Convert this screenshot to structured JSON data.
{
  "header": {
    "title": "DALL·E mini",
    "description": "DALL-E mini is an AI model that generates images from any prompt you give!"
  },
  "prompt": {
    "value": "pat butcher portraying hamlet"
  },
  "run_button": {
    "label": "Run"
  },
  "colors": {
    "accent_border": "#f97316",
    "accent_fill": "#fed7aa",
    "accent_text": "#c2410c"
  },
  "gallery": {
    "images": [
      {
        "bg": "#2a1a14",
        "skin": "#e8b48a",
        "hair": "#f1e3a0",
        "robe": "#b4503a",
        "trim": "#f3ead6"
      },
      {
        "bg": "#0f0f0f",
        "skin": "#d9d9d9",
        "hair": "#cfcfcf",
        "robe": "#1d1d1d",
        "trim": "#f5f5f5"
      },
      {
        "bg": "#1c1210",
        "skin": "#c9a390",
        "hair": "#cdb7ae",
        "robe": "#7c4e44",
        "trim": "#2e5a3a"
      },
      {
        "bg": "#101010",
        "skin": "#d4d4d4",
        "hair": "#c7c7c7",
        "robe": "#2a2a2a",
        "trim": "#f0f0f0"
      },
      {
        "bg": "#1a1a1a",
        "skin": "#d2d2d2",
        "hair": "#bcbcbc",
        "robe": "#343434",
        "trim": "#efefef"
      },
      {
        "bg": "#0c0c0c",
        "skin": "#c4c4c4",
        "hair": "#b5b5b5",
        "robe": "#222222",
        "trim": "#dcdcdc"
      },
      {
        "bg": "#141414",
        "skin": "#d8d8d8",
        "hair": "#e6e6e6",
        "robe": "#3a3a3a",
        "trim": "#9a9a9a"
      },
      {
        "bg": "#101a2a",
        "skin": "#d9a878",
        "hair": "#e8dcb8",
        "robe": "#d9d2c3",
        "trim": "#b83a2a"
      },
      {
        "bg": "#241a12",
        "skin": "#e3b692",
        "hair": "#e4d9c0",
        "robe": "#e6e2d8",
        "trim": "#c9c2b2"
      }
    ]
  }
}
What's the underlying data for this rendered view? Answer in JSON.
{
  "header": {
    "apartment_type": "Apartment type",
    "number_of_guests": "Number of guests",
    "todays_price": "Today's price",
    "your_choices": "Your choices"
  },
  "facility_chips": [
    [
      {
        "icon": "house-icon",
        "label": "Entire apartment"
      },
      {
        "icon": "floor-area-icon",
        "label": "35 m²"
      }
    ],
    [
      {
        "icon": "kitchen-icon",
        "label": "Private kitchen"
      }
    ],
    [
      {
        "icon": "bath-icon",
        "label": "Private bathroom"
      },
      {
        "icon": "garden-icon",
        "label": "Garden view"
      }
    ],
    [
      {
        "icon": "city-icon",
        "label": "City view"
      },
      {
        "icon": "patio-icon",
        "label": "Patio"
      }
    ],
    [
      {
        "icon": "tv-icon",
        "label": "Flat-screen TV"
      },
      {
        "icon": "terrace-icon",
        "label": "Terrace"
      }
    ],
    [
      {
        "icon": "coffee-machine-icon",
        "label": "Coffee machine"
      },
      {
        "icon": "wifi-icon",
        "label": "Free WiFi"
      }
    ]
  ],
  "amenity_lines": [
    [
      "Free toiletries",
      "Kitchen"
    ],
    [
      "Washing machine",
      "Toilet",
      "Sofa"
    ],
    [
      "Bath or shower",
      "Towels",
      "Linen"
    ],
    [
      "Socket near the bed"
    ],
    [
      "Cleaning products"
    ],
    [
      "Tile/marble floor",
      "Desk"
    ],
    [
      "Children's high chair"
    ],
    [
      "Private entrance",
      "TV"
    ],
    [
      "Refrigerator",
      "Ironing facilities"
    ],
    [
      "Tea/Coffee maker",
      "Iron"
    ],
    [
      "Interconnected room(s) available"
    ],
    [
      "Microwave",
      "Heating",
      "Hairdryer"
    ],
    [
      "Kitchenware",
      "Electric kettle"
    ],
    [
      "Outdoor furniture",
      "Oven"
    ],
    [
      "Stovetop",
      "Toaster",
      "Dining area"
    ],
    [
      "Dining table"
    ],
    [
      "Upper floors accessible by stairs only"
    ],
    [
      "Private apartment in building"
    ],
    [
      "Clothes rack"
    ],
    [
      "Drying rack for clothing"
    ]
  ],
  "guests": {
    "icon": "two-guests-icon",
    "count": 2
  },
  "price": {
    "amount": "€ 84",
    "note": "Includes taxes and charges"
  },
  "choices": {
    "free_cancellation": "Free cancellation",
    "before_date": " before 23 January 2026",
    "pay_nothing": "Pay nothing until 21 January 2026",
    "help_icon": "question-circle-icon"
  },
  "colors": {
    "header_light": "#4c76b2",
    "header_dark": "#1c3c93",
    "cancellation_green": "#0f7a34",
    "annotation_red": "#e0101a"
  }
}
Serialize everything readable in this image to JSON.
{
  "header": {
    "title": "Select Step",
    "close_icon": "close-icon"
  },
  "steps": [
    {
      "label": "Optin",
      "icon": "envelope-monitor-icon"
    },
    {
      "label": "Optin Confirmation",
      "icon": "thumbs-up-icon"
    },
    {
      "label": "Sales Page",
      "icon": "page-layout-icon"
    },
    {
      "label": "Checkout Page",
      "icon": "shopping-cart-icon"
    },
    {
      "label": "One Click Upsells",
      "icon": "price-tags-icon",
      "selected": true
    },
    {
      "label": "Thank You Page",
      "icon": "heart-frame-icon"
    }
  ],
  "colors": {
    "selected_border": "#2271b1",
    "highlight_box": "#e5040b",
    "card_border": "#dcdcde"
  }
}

§

**Goal**:
Identify the lines in the entries above that contain "prompt", then copy them out.

**Exercise result**:
    "description": "DALL-E mini is an AI model that generates images from any prompt you give!"
  "prompt": {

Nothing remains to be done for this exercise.